> [TRECHO DE ORIGEM]
++++++
Rogério Celso Santana Costa.
25 de janeiro de 2017 @ 11:33
Prezada Laura.Saudações.
Já tenho o meu livro finalizado;Falta a Diagramação.Tenho os esboços da Capa,Contra-Capa,”Orelhas”Agradecimentos;Dedicatória;Sumário.
Vou ser sincero,com a Senhora;Infelizmente estou desempregado,e sem recursos financeiros,até o momento presente.
Estou com;Boas Propostas de Trabalho,mais ainda,estou fora do Mercado de Trabalho.Estou sobrevivendo,graças à alguns.free lances,que estou fazendo.
Irei Publicar o Meu Primeiro Livro,e precisarei muito dos Senhores e Equipe.
Atenciosamente:
Rogério Costa.
Laura Bacellar
1 de fevereiro de 2017 @ 13:14
Rogério,
quem quer publicar sem gastar nada pode se lançar digitalmente, ou seja, em plataformas como o wattpad ou convertendo sua obra para ebook e colocando a venda pela amazon ou similares. Tem jeito para tudo…
boa sorte
Claudia
25 de outubro de 2017 @ 14:27
Eu quero muito escrever, tenho 35 poesias, e boas ideias para escrever romances mas preciso saber quem revisa os textos.
++++++
> [OBJETIVO DO EXERCÍCIO] Edite o trecho de "Rogério Celso Santana" até "o momento presente.", trocando "desempregado" por "sem emprego". Baseie-se somente no trecho acima.

> [DADOS FORNECIDOS]
++++++
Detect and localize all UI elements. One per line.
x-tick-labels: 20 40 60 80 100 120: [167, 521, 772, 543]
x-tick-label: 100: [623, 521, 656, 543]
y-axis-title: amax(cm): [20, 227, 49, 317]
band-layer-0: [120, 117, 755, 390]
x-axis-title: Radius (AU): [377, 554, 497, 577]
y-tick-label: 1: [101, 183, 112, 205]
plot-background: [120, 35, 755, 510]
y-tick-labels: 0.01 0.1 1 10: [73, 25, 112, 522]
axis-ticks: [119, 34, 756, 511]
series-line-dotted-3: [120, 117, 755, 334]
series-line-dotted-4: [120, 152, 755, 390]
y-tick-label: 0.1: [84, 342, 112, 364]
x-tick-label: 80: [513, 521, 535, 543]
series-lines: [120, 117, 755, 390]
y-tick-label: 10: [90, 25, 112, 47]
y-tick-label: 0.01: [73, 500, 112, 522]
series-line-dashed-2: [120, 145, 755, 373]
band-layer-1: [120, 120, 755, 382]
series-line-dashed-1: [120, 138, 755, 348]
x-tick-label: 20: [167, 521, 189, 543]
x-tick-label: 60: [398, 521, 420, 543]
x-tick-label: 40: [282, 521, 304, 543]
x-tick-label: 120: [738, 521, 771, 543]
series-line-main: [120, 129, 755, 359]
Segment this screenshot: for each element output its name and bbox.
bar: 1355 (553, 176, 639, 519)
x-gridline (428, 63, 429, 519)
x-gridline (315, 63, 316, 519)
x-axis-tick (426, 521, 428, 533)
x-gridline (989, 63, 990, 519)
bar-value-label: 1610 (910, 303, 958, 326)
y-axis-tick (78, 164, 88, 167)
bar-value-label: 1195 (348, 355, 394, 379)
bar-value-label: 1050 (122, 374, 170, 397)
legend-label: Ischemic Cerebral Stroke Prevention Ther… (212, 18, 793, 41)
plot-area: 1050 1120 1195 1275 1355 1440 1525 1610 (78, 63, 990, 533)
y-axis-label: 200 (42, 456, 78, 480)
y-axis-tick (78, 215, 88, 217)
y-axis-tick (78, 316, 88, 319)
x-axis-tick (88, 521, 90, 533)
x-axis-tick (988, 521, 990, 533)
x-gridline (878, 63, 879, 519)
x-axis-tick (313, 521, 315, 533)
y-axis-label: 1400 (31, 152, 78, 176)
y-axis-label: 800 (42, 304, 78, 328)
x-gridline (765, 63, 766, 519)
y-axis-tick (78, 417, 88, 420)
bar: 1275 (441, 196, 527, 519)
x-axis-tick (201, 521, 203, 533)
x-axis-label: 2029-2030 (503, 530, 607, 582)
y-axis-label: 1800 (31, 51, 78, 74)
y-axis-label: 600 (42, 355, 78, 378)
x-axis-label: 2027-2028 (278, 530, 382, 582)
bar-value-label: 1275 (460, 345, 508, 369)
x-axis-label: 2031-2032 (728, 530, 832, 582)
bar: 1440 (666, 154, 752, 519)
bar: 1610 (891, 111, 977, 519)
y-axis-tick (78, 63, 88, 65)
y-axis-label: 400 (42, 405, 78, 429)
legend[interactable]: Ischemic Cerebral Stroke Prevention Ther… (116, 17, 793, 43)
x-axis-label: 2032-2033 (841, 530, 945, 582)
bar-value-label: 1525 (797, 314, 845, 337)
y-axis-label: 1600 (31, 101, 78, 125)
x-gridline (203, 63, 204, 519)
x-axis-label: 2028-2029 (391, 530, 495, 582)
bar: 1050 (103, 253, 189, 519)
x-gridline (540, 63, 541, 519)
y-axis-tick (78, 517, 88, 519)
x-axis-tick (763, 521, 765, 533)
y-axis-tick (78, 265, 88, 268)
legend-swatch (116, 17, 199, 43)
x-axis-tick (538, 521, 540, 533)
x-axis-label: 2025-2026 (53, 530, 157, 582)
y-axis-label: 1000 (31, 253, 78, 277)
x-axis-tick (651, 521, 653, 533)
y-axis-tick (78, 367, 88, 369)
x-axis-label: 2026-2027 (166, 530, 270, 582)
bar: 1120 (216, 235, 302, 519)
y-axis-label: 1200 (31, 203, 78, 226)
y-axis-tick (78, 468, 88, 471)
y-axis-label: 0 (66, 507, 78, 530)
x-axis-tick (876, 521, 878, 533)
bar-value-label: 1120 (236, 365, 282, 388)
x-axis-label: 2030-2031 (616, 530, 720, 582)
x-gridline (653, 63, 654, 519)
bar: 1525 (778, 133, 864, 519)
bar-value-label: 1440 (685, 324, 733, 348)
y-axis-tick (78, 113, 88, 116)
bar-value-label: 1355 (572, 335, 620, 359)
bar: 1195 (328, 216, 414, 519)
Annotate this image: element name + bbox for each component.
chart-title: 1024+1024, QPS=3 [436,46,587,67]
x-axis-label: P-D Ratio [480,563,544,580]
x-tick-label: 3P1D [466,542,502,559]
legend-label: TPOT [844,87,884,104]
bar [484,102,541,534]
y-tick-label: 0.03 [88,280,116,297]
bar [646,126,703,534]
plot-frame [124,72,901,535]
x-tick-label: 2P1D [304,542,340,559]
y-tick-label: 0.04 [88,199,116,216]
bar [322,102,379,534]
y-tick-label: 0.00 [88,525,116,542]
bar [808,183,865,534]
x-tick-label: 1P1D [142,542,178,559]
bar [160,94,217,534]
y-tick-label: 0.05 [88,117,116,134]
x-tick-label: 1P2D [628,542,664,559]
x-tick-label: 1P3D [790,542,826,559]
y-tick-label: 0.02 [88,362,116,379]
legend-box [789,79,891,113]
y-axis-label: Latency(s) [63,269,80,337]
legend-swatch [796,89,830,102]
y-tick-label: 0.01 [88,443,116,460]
++++++
> [SOLUÇÃO]
Rogério Celso Santana Costa.
25 de janeiro de 2017 @ 11:33
Prezada Laura.Saudações.
Já tenho o meu livro finalizado;Falta a Diagramação.Tenho os esboços da Capa,Contra-Capa,”Orelhas”Agradecimentos;Dedicatória;Sumário.
Vou ser sincero,com a Senhora;Infelizmente estou sem emprego,e sem recursos financeiros,até o momento presente.